= Task brief =
All of the material should be reproduced exactly, with pictures left out.

───── Data for the task ─────

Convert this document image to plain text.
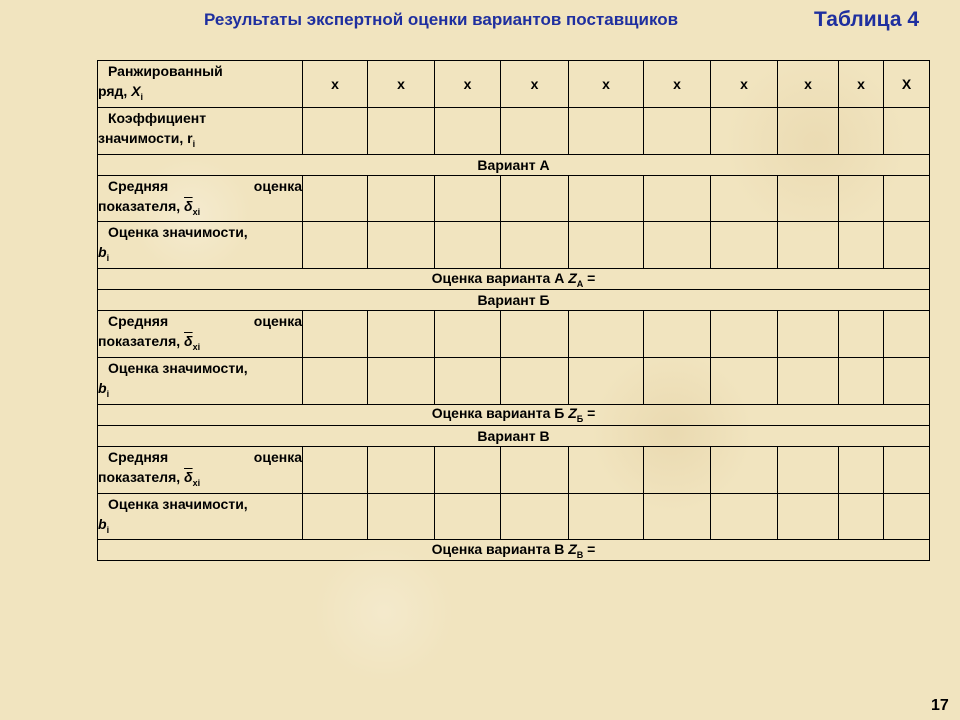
Результаты экспертной оценки вариантов поставщиков	Таблица 4
Ранжированный
ряд, $X_i$	x	x	x	x	x	x	x	x	x	X

Коэффициент
значимости, $r_i$										
Вариант А										

Средняя оценка
показателя, $\overline{\delta}_{xi}$										

Оценка значимости,
$b_i$										
Оценка варианта А $Z_А$ =										
Вариант Б										

Средняя оценка
показателя, $\overline{\delta}_{xi}$										

Оценка значимости,
$b_i$										
Оценка варианта Б $Z_Б$ =										
Вариант В										

Средняя оценка
показателя, $\overline{\delta}_{xi}$										

Оценка значимости,
$b_i$										
Оценка варианта В $Z_В$ =										
17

─────

= Exercise output =
Convert this document image to plain text.
Результаты экспертной оценки вариантов поставщиков	Таблица 4
Ранжированный
ряд, $X_i$	x	x	x	x	x	x	x	x	x	X

Коэффициент
значимости, $r_i$										
Вариант А										

Средняя оценка
показателя, $\overline{\delta}_{xi}$										

Оценка значимости,
$b_i$										
Оценка варианта А $Z_А$ =										
Вариант Б										

Средняя оценка
показателя, $\overline{\delta}_{xi}$										

Оценка значимости,
$b_i$										
Оценка варианта Б $Z_Б$ =										
Вариант В										

Средняя оценка
показателя, $\overline{\delta}_{xi}$										

Оценка значимости,
$b_i$										
Оценка варианта В $Z_В$ =										
17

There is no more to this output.